** start of Document text **

Failover procedure for Grid (core) Services
This pages are based on a presentation given at the COD-15 meeting in Lyon an
IN2P3, 6-8 February 2008.
It describes several failover schemes to make Grid core and site services highly available against hardware failures.
List of Grid core services
Here is an example of typical Grid core service:
- Top level BDII
- Central LFC
- VOMS server
- WMS-LB/RB
- FTS
- Metadata servers (AMGA, 3d, etc.)
- MyProxy
Grid site services
Here is an example of typical Grid site services:
- CE
- SiteBDII
- Local LFC
- MON-Boc
- UIs/VOBOX
- Local Metadata servers
Failover levels
Depending on the architecture of the individual service we will define a list of service categories:
- Central service failover without shared data dependence BDII, WMS, ...
- Central service failover with shared data dependence LGC,VOMS, ...
- On site service failover (could be combined with load balancing)
- All Grid services and also non Grid site services (pbs, DNS, etc.)
Independent central services
This form of failover requires that the Grid service client has the availability to switch automatically from one service server to another.
A typical example for this is the top level
BDII. The lcg-utils client could be configured to use a list of top level
BDIIs. This is possible because each top level
BDII gathers the information individually from the site
BDIIs. This failover is very similar to the DNS failover for TCP clients.

** end of Document text **

• _Given request_: Reproduce the part of the Grid failover page that begins at the words "- Central service failover with shared" and stops after "(pbs, DNS, etc.)".

** start of Data **

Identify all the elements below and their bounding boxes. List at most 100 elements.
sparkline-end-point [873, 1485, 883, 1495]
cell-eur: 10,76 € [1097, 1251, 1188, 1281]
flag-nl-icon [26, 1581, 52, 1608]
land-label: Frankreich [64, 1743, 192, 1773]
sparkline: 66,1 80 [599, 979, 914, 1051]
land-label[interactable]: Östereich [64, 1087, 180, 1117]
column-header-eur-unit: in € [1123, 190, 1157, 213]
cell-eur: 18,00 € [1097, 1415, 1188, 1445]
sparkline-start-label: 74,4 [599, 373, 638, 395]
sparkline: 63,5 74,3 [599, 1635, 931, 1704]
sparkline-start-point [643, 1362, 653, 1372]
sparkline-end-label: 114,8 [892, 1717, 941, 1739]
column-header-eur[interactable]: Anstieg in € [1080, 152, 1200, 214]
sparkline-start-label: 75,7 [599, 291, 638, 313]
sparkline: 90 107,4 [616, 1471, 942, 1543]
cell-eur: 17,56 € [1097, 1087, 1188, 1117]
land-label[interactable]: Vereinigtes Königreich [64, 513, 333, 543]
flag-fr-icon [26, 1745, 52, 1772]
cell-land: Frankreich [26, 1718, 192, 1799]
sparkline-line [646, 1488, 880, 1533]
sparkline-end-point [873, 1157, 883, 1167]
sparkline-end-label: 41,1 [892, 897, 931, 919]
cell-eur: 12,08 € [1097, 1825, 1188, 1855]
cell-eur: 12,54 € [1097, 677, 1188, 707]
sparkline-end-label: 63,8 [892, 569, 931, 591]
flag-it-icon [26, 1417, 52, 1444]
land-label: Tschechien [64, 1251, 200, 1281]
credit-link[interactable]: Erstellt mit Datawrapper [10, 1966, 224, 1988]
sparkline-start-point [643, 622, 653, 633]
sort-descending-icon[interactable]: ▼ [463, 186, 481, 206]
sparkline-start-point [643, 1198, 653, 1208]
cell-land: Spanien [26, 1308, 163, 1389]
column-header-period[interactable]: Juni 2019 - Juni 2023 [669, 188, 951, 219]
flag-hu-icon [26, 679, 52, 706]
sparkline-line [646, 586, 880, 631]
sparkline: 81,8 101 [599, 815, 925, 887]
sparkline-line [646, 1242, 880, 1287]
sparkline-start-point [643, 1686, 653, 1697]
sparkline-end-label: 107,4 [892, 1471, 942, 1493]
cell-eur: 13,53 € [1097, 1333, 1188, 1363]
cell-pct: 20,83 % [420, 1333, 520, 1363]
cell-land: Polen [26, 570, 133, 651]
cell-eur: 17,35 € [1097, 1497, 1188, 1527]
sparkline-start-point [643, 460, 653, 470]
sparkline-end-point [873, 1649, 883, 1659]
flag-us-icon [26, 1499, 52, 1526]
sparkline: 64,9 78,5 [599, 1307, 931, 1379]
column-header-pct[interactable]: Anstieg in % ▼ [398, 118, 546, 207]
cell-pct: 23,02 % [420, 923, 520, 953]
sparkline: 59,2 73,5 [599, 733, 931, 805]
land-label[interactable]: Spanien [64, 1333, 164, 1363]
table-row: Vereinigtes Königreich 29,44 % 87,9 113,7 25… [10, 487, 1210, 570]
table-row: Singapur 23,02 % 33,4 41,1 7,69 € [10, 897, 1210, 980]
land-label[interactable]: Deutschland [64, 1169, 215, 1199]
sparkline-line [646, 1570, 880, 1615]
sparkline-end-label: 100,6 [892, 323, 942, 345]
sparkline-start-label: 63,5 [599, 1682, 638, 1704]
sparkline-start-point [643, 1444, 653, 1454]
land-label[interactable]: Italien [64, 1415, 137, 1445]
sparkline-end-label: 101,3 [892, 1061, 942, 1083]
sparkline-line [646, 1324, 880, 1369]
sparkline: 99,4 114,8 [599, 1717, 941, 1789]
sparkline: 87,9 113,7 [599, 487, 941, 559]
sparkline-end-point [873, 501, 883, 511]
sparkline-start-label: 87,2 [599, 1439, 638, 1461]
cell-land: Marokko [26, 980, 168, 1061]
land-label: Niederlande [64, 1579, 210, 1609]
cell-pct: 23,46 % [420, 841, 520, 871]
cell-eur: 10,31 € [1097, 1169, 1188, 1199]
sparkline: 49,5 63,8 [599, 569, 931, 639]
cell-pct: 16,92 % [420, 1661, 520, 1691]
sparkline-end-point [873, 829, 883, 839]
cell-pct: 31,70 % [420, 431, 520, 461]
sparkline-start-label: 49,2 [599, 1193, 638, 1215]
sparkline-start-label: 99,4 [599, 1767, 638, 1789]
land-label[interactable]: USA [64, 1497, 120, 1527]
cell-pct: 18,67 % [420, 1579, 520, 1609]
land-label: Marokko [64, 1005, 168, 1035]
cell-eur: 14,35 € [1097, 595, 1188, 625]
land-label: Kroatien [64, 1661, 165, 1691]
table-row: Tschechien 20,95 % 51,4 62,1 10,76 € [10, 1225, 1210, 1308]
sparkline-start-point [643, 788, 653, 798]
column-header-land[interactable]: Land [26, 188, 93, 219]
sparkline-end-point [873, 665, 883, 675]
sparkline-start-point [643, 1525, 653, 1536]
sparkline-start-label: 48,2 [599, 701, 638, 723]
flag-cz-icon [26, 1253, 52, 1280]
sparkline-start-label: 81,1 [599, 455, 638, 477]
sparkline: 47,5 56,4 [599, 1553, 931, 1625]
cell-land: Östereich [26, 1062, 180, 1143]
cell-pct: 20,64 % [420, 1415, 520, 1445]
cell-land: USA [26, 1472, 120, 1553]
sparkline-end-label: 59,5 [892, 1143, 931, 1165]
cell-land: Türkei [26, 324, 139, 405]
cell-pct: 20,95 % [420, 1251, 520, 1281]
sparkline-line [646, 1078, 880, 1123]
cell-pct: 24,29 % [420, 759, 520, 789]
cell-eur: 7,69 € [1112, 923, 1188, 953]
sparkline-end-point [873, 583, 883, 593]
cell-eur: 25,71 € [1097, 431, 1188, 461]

** end of Data **

• _Reply_:
- Central service failover with shared data dependence LGC,VOMS, ...
- On site service failover (could be combined with load balancing)
- All Grid services and also non Grid site services (pbs, DNS, etc.)